>> Begin

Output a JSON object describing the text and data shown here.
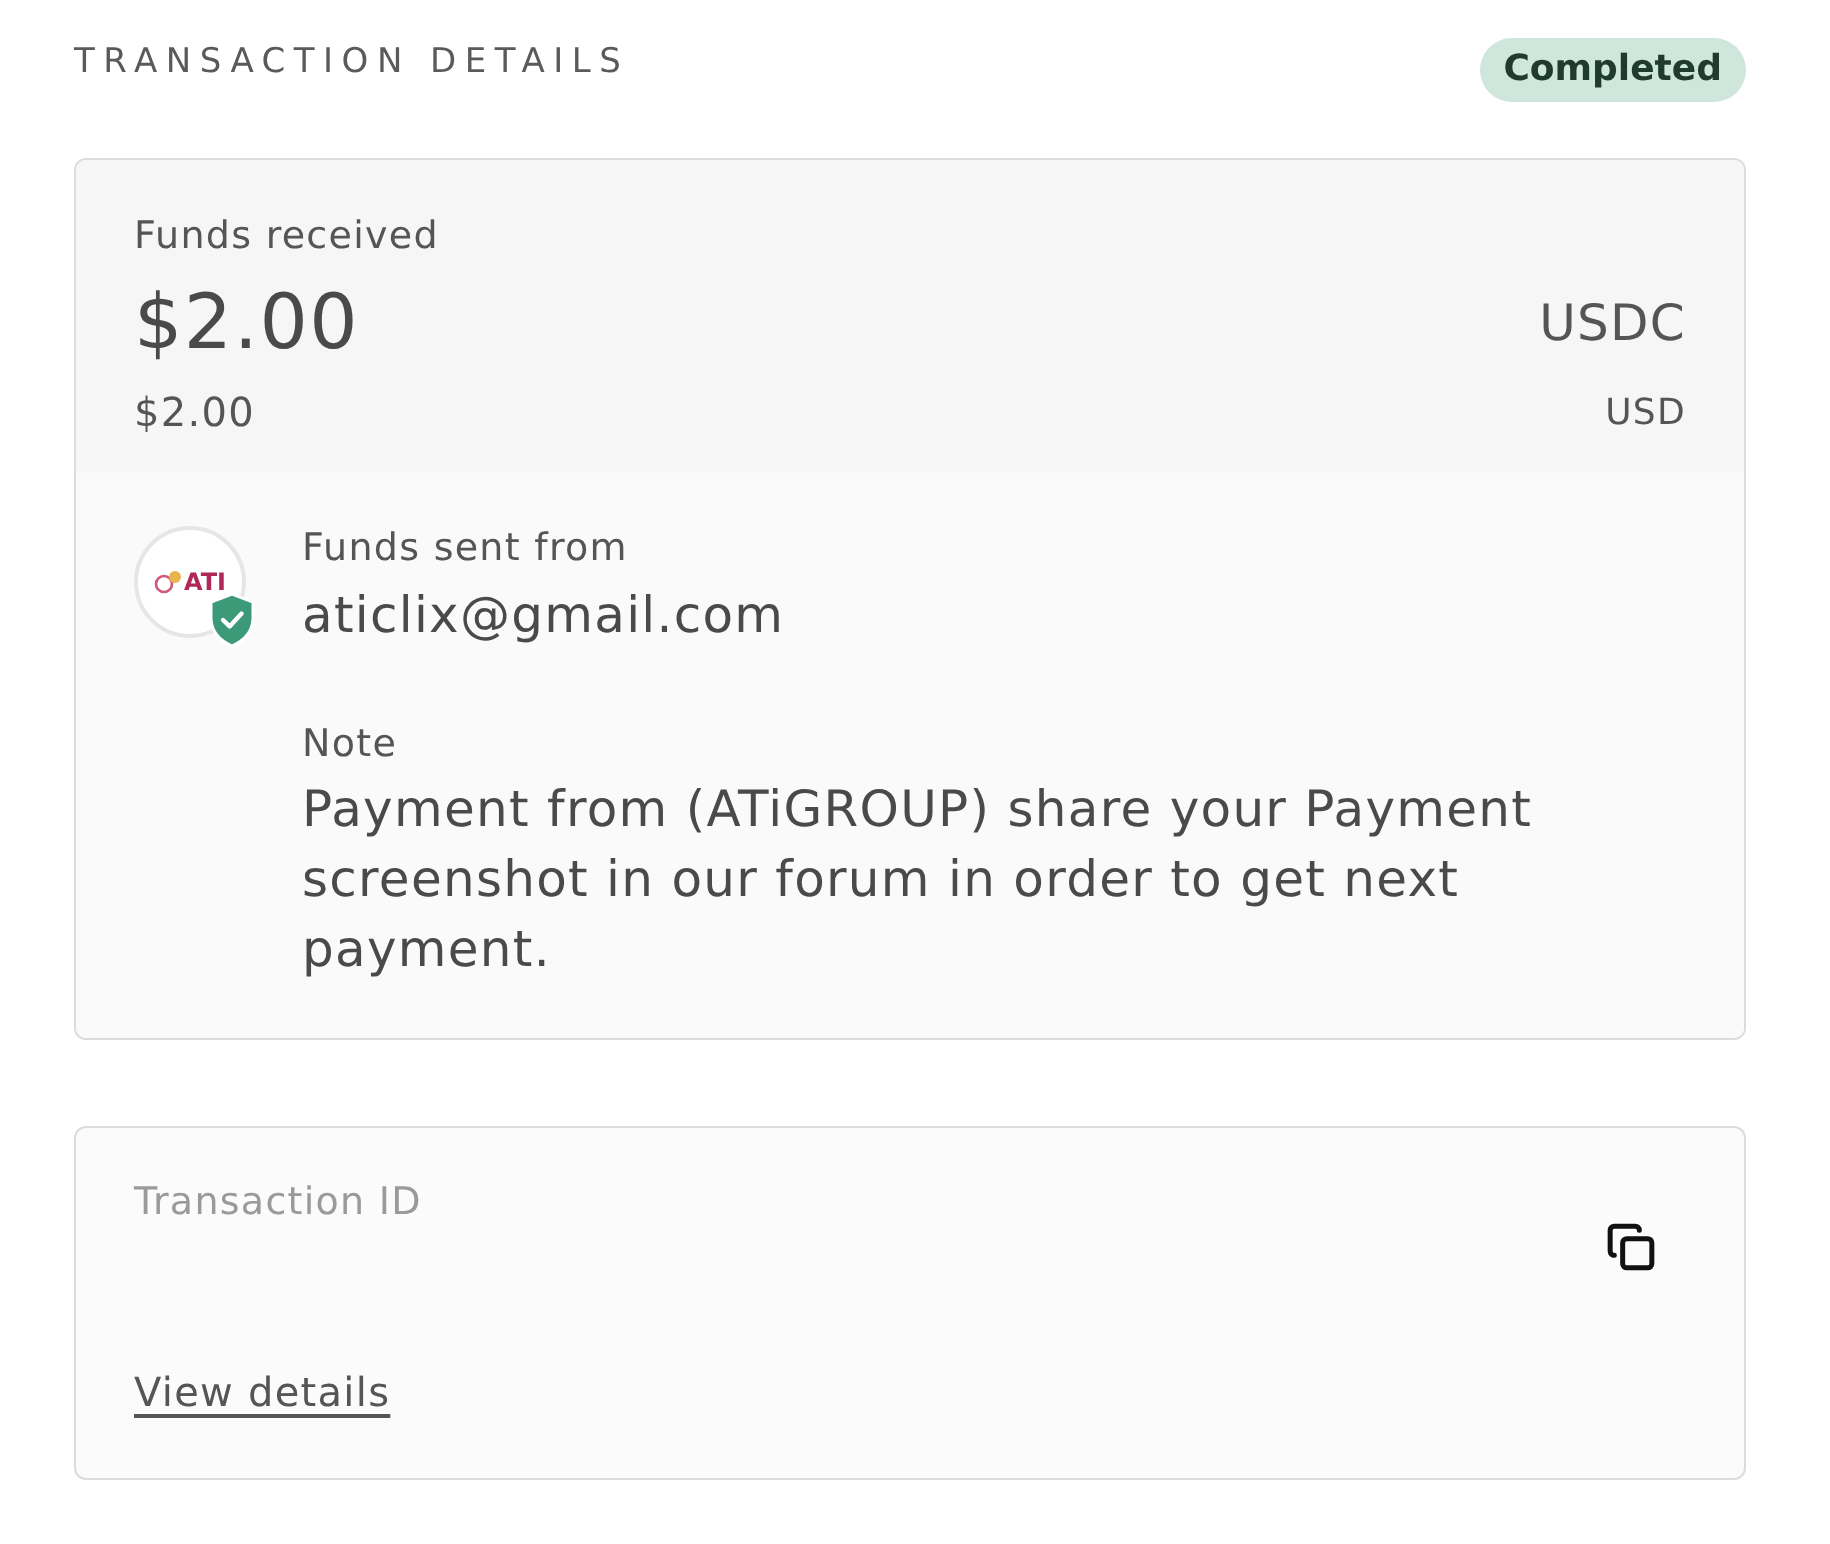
{
  "header": {
    "title": "TRANSACTION DETAILS",
    "status": {
      "label": "Completed",
      "kind": "completed"
    }
  },
  "amount_card": {
    "label": "Funds received",
    "amount": "$2.00",
    "currency": "USDC",
    "fiat_amount": "$2.00",
    "fiat_currency": "USD"
  },
  "sender": {
    "label": "Funds sent from",
    "logo_text": "ATI",
    "verified": true,
    "email": "aticlix@gmail.com"
  },
  "note": {
    "label": "Note",
    "text": "Payment from (ATiGROUP) share your Payment screenshot in our forum in order to get next payment."
  },
  "transaction_card": {
    "label": "Transaction ID",
    "link": "View details"
  }
}
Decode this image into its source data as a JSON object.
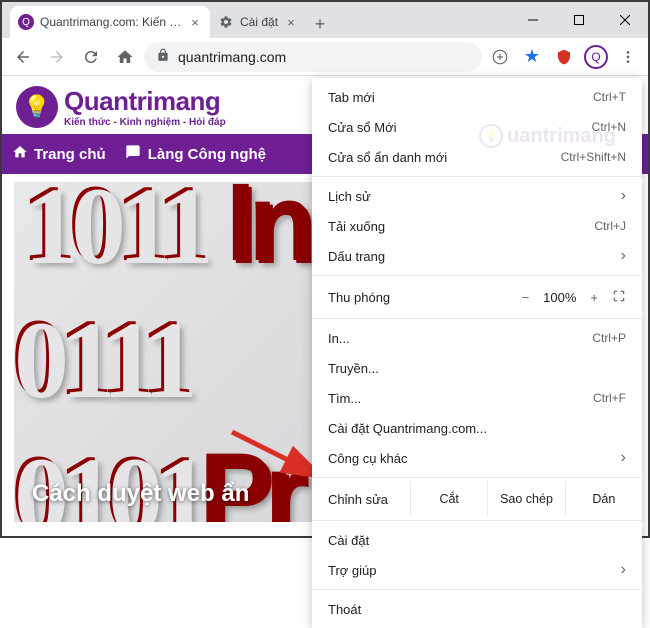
{
  "titlebar": {
    "tabs": [
      {
        "title": "Quantrimang.com: Kiến Th",
        "favicon": "Q",
        "active": true
      },
      {
        "title": "Cài đặt",
        "favicon": "gear",
        "active": false
      }
    ]
  },
  "toolbar": {
    "url": "quantrimang.com"
  },
  "site": {
    "logo_name": "Quantrimang",
    "logo_tagline": "Kiến thức - Kinh nghiệm - Hỏi đáp",
    "nav": [
      {
        "icon": "home",
        "label": "Trang chủ"
      },
      {
        "icon": "chat",
        "label": "Làng Công nghệ"
      }
    ],
    "hero_caption": "Cách duyệt web ẩn"
  },
  "menu": {
    "items_top": [
      {
        "label": "Tab mới",
        "shortcut": "Ctrl+T"
      },
      {
        "label": "Cửa sổ Mới",
        "shortcut": "Ctrl+N"
      },
      {
        "label": "Cửa sổ ẩn danh mới",
        "shortcut": "Ctrl+Shift+N"
      }
    ],
    "items_history": [
      {
        "label": "Lịch sử",
        "submenu": true
      },
      {
        "label": "Tải xuống",
        "shortcut": "Ctrl+J"
      },
      {
        "label": "Dấu trang",
        "submenu": true
      }
    ],
    "zoom": {
      "label": "Thu phóng",
      "minus": "−",
      "value": "100%",
      "plus": "+"
    },
    "items_print": [
      {
        "label": "In...",
        "shortcut": "Ctrl+P"
      },
      {
        "label": "Truyền..."
      },
      {
        "label": "Tìm...",
        "shortcut": "Ctrl+F"
      },
      {
        "label": "Cài đặt Quantrimang.com..."
      },
      {
        "label": "Công cụ khác",
        "submenu": true
      }
    ],
    "edit": {
      "label": "Chỉnh sửa",
      "cut": "Cắt",
      "copy": "Sao chép",
      "paste": "Dán"
    },
    "items_bottom": [
      {
        "label": "Cài đặt"
      },
      {
        "label": "Trợ giúp",
        "submenu": true
      }
    ],
    "exit": {
      "label": "Thoát"
    }
  },
  "watermark": "uantrimang"
}
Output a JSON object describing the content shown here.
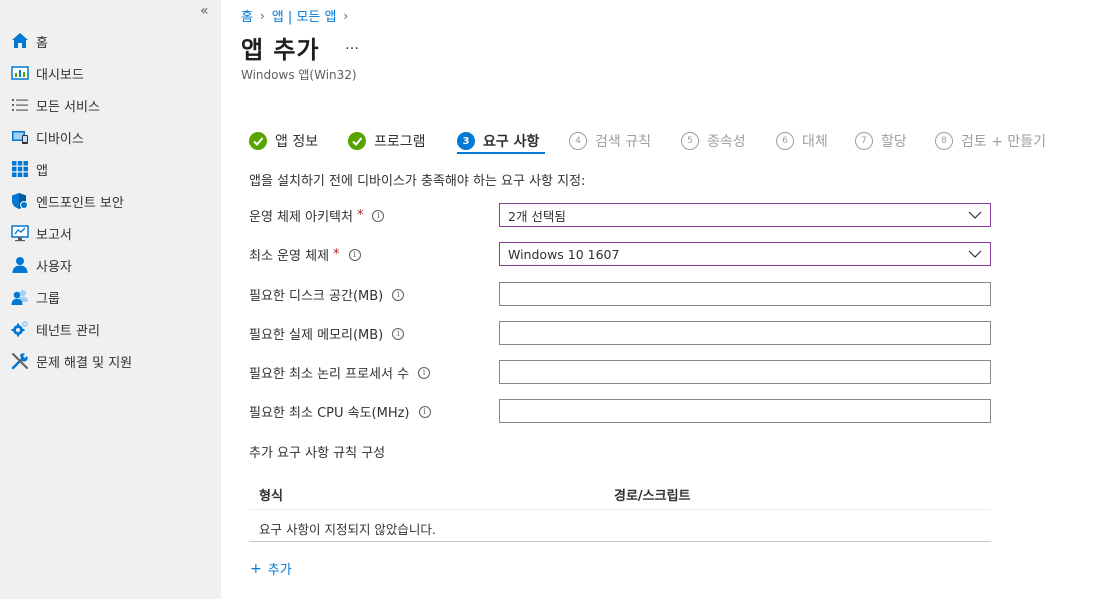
{
  "sidebar": {
    "collapse_glyph": "«",
    "items": [
      {
        "label": "홈",
        "icon": "home-icon"
      },
      {
        "label": "대시보드",
        "icon": "dashboard-icon"
      },
      {
        "label": "모든 서비스",
        "icon": "list-icon"
      },
      {
        "label": "디바이스",
        "icon": "devices-icon"
      },
      {
        "label": "앱",
        "icon": "apps-icon"
      },
      {
        "label": "엔드포인트 보안",
        "icon": "shield-icon"
      },
      {
        "label": "보고서",
        "icon": "reports-icon"
      },
      {
        "label": "사용자",
        "icon": "user-icon"
      },
      {
        "label": "그룹",
        "icon": "group-icon"
      },
      {
        "label": "테넌트 관리",
        "icon": "tenant-gear-icon"
      },
      {
        "label": "문제 해결 및 지원",
        "icon": "tools-icon"
      }
    ]
  },
  "breadcrumb": {
    "items": [
      "홈",
      "앱 | 모든 앱"
    ],
    "separator": "›"
  },
  "header": {
    "title": "앱 추가",
    "more": "…",
    "subtitle": "Windows 앱(Win32)"
  },
  "wizard": {
    "steps": [
      {
        "number": "",
        "label": "앱 정보",
        "state": "done"
      },
      {
        "number": "",
        "label": "프로그램",
        "state": "done"
      },
      {
        "number": "3",
        "label": "요구 사항",
        "state": "current"
      },
      {
        "number": "4",
        "label": "검색 규칙",
        "state": "future"
      },
      {
        "number": "5",
        "label": "종속성",
        "state": "future"
      },
      {
        "number": "6",
        "label": "대체",
        "state": "future"
      },
      {
        "number": "7",
        "label": "할당",
        "state": "future"
      },
      {
        "number": "8",
        "label": "검토 + 만들기",
        "state": "future"
      }
    ]
  },
  "form": {
    "instruction": "앱을 설치하기 전에 디바이스가 충족해야 하는 요구 사항 지정:",
    "required_mark": "*",
    "info_glyph": "i",
    "os_architecture": {
      "label": "운영 체제 아키텍처",
      "value": "2개 선택됨"
    },
    "min_os": {
      "label": "최소 운영 체제",
      "value": "Windows 10 1607"
    },
    "disk_space": {
      "label": "필요한 디스크 공간(MB)",
      "value": ""
    },
    "physical_memory": {
      "label": "필요한 실제 메모리(MB)",
      "value": ""
    },
    "logical_processors": {
      "label": "필요한 최소 논리 프로세서 수",
      "value": ""
    },
    "cpu_speed": {
      "label": "필요한 최소 CPU 속도(MHz)",
      "value": ""
    },
    "additional_rules_title": "추가 요구 사항 규칙 구성"
  },
  "rules_table": {
    "columns": [
      "형식",
      "경로/스크립트"
    ],
    "empty_message": "요구 사항이 지정되지 않았습니다."
  },
  "add_link": {
    "plus": "+",
    "label": "추가"
  },
  "colors": {
    "accent": "#0078d4",
    "done_green": "#57a300",
    "required_red": "#a4262c",
    "focus_border": "#8a3f9e",
    "sidebar_bg": "#f0f0f0"
  }
}
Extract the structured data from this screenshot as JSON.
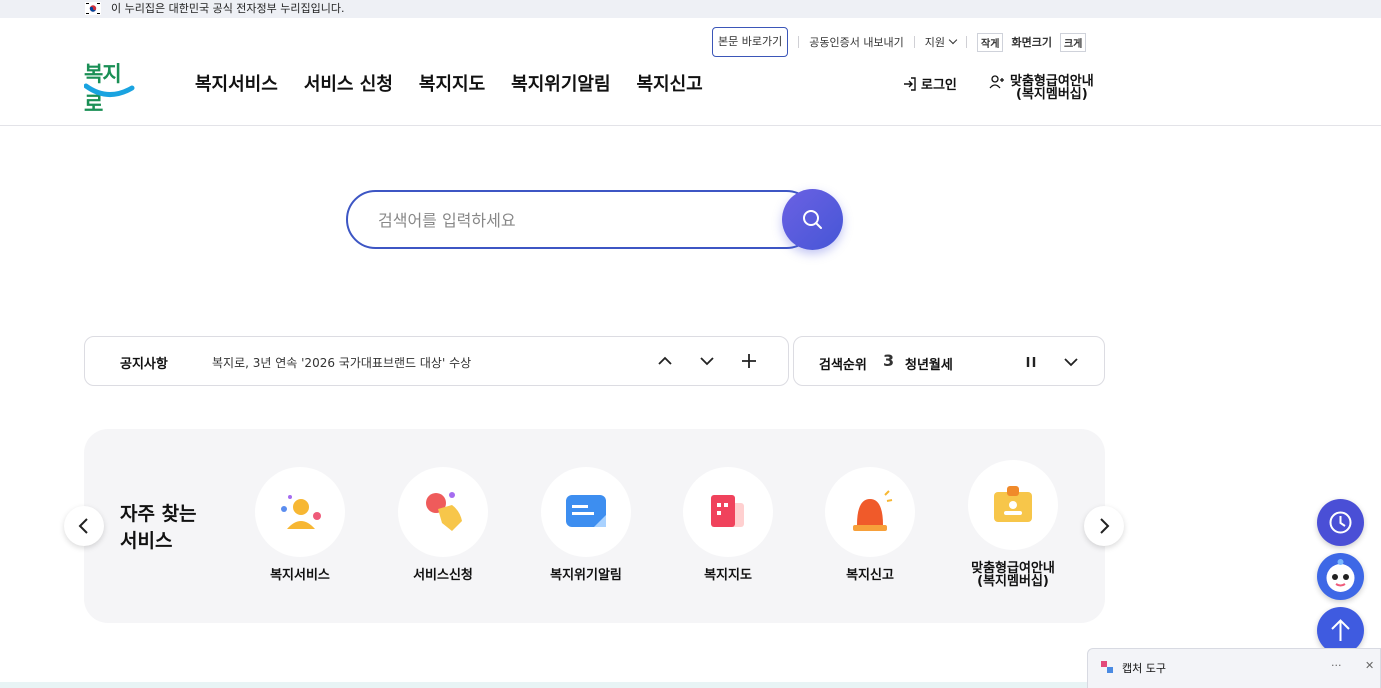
{
  "gov_banner": {
    "text": "이 누리집은 대한민국 공식 전자정부 누리집입니다."
  },
  "utility": {
    "skip_link": "본문 바로가기",
    "cert_export": "공동인증서 내보내기",
    "support": "지원",
    "font_small": "작게",
    "font_size": "화면크기",
    "font_large": "크게"
  },
  "logo": {
    "text": "복지로"
  },
  "nav": {
    "items": [
      "복지서비스",
      "서비스 신청",
      "복지지도",
      "복지위기알림",
      "복지신고"
    ],
    "login": "로그인",
    "member_line1": "맞춤형급여안내",
    "member_line2": "(복지멤버십)"
  },
  "search": {
    "placeholder": "검색어를 입력하세요"
  },
  "notice": {
    "label": "공지사항",
    "text": "복지로, 3년 연속 '2026 국가대표브랜드 대상' 수상"
  },
  "rank": {
    "label": "검색순위",
    "number": "3",
    "keyword": "청년월세"
  },
  "quick": {
    "title_line1": "자주 찾는",
    "title_line2": "서비스",
    "items": [
      {
        "label": "복지서비스"
      },
      {
        "label": "서비스신청"
      },
      {
        "label": "복지위기알림"
      },
      {
        "label": "복지지도"
      },
      {
        "label": "복지신고"
      },
      {
        "label_line1": "맞춤형급여안내",
        "label_line2": "(복지멤버십)"
      }
    ]
  },
  "capture_tool": {
    "title": "캡처 도구",
    "more": "···",
    "close": "✕"
  },
  "colors": {
    "primary": "#3d56c4",
    "accent": "#4a4fd6",
    "logo_green": "#1a8f55",
    "logo_blue": "#1aa3e0"
  }
}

>> End

▶ [EXERCISE AIM]:
The records shown above are to be repeated exactly, with the pictures left out.

▶ [ANSWER TO THIS TASK]:
Output a JSON object describing the text and data shown here.
{
  "header": {
    "title": "TRANSACTION DETAILS",
    "status": {
      "label": "Completed",
      "kind": "completed"
    }
  },
  "amount_card": {
    "label": "Funds received",
    "amount": "$2.00",
    "currency": "USDC",
    "fiat_amount": "$2.00",
    "fiat_currency": "USD"
  },
  "sender": {
    "label": "Funds sent from",
    "logo_text": "ATI",
    "verified": true,
    "email": "aticlix@gmail.com"
  },
  "note": {
    "label": "Note",
    "text": "Payment from (ATiGROUP) share your Payment screenshot in our forum in order to get next payment."
  },
  "transaction_card": {
    "label": "Transaction ID",
    "link": "View details"
  }
}
Decode this image into its source data as a JSON object.
{
  "titlebar": {
    "tabs": [
      {
        "title": "Quantrimang.com: Kiến Th",
        "favicon": "Q",
        "active": true
      },
      {
        "title": "Cài đặt",
        "favicon": "gear",
        "active": false
      }
    ]
  },
  "toolbar": {
    "url": "quantrimang.com"
  },
  "site": {
    "logo_name": "Quantrimang",
    "logo_tagline": "Kiến thức - Kinh nghiệm - Hỏi đáp",
    "nav": [
      {
        "icon": "home",
        "label": "Trang chủ"
      },
      {
        "icon": "chat",
        "label": "Làng Công nghệ"
      }
    ],
    "hero_caption": "Cách duyệt web ẩn"
  },
  "menu": {
    "items_top": [
      {
        "label": "Tab mới",
        "shortcut": "Ctrl+T"
      },
      {
        "label": "Cửa sổ Mới",
        "shortcut": "Ctrl+N"
      },
      {
        "label": "Cửa sổ ẩn danh mới",
        "shortcut": "Ctrl+Shift+N"
      }
    ],
    "items_history": [
      {
        "label": "Lịch sử",
        "submenu": true
      },
      {
        "label": "Tải xuống",
        "shortcut": "Ctrl+J"
      },
      {
        "label": "Dấu trang",
        "submenu": true
      }
    ],
    "zoom": {
      "label": "Thu phóng",
      "minus": "−",
      "value": "100%",
      "plus": "+"
    },
    "items_print": [
      {
        "label": "In...",
        "shortcut": "Ctrl+P"
      },
      {
        "label": "Truyền..."
      },
      {
        "label": "Tìm...",
        "shortcut": "Ctrl+F"
      },
      {
        "label": "Cài đặt Quantrimang.com..."
      },
      {
        "label": "Công cụ khác",
        "submenu": true
      }
    ],
    "edit": {
      "label": "Chỉnh sửa",
      "cut": "Cắt",
      "copy": "Sao chép",
      "paste": "Dán"
    },
    "items_bottom": [
      {
        "label": "Cài đặt"
      },
      {
        "label": "Trợ giúp",
        "submenu": true
      }
    ],
    "exit": {
      "label": "Thoát"
    }
  },
  "watermark": "uantrimang"
}
Output a JSON object describing the content shown here.
{
  "sidebar": {
    "collapse_glyph": "«",
    "items": [
      {
        "label": "홈",
        "icon": "home-icon"
      },
      {
        "label": "대시보드",
        "icon": "dashboard-icon"
      },
      {
        "label": "모든 서비스",
        "icon": "list-icon"
      },
      {
        "label": "디바이스",
        "icon": "devices-icon"
      },
      {
        "label": "앱",
        "icon": "apps-icon"
      },
      {
        "label": "엔드포인트 보안",
        "icon": "shield-icon"
      },
      {
        "label": "보고서",
        "icon": "reports-icon"
      },
      {
        "label": "사용자",
        "icon": "user-icon"
      },
      {
        "label": "그룹",
        "icon": "group-icon"
      },
      {
        "label": "테넌트 관리",
        "icon": "tenant-gear-icon"
      },
      {
        "label": "문제 해결 및 지원",
        "icon": "tools-icon"
      }
    ]
  },
  "breadcrumb": {
    "items": [
      "홈",
      "앱 | 모든 앱"
    ],
    "separator": "›"
  },
  "header": {
    "title": "앱 추가",
    "more": "…",
    "subtitle": "Windows 앱(Win32)"
  },
  "wizard": {
    "steps": [
      {
        "number": "",
        "label": "앱 정보",
        "state": "done"
      },
      {
        "number": "",
        "label": "프로그램",
        "state": "done"
      },
      {
        "number": "3",
        "label": "요구 사항",
        "state": "current"
      },
      {
        "number": "4",
        "label": "검색 규칙",
        "state": "future"
      },
      {
        "number": "5",
        "label": "종속성",
        "state": "future"
      },
      {
        "number": "6",
        "label": "대체",
        "state": "future"
      },
      {
        "number": "7",
        "label": "할당",
        "state": "future"
      },
      {
        "number": "8",
        "label": "검토 + 만들기",
        "state": "future"
      }
    ]
  },
  "form": {
    "instruction": "앱을 설치하기 전에 디바이스가 충족해야 하는 요구 사항 지정:",
    "required_mark": "*",
    "info_glyph": "i",
    "os_architecture": {
      "label": "운영 체제 아키텍처",
      "value": "2개 선택됨"
    },
    "min_os": {
      "label": "최소 운영 체제",
      "value": "Windows 10 1607"
    },
    "disk_space": {
      "label": "필요한 디스크 공간(MB)",
      "value": ""
    },
    "physical_memory": {
      "label": "필요한 실제 메모리(MB)",
      "value": ""
    },
    "logical_processors": {
      "label": "필요한 최소 논리 프로세서 수",
      "value": ""
    },
    "cpu_speed": {
      "label": "필요한 최소 CPU 속도(MHz)",
      "value": ""
    },
    "additional_rules_title": "추가 요구 사항 규칙 구성"
  },
  "rules_table": {
    "columns": [
      "형식",
      "경로/스크립트"
    ],
    "empty_message": "요구 사항이 지정되지 않았습니다."
  },
  "add_link": {
    "plus": "+",
    "label": "추가"
  },
  "colors": {
    "accent": "#0078d4",
    "done_green": "#57a300",
    "required_red": "#a4262c",
    "focus_border": "#8a3f9e",
    "sidebar_bg": "#f0f0f0"
  }
}
Extract the structured data from this screenshot as JSON.
{
  "gov_banner": {
    "text": "이 누리집은 대한민국 공식 전자정부 누리집입니다."
  },
  "utility": {
    "skip_link": "본문 바로가기",
    "cert_export": "공동인증서 내보내기",
    "support": "지원",
    "font_small": "작게",
    "font_size": "화면크기",
    "font_large": "크게"
  },
  "logo": {
    "text": "복지로"
  },
  "nav": {
    "items": [
      "복지서비스",
      "서비스 신청",
      "복지지도",
      "복지위기알림",
      "복지신고"
    ],
    "login": "로그인",
    "member_line1": "맞춤형급여안내",
    "member_line2": "(복지멤버십)"
  },
  "search": {
    "placeholder": "검색어를 입력하세요"
  },
  "notice": {
    "label": "공지사항",
    "text": "복지로, 3년 연속 '2026 국가대표브랜드 대상' 수상"
  },
  "rank": {
    "label": "검색순위",
    "number": "3",
    "keyword": "청년월세"
  },
  "quick": {
    "title_line1": "자주 찾는",
    "title_line2": "서비스",
    "items": [
      {
        "label": "복지서비스"
      },
      {
        "label": "서비스신청"
      },
      {
        "label": "복지위기알림"
      },
      {
        "label": "복지지도"
      },
      {
        "label": "복지신고"
      },
      {
        "label_line1": "맞춤형급여안내",
        "label_line2": "(복지멤버십)"
      }
    ]
  },
  "capture_tool": {
    "title": "캡처 도구",
    "more": "···",
    "close": "✕"
  },
  "colors": {
    "primary": "#3d56c4",
    "accent": "#4a4fd6",
    "logo_green": "#1a8f55",
    "logo_blue": "#1aa3e0"
  }
}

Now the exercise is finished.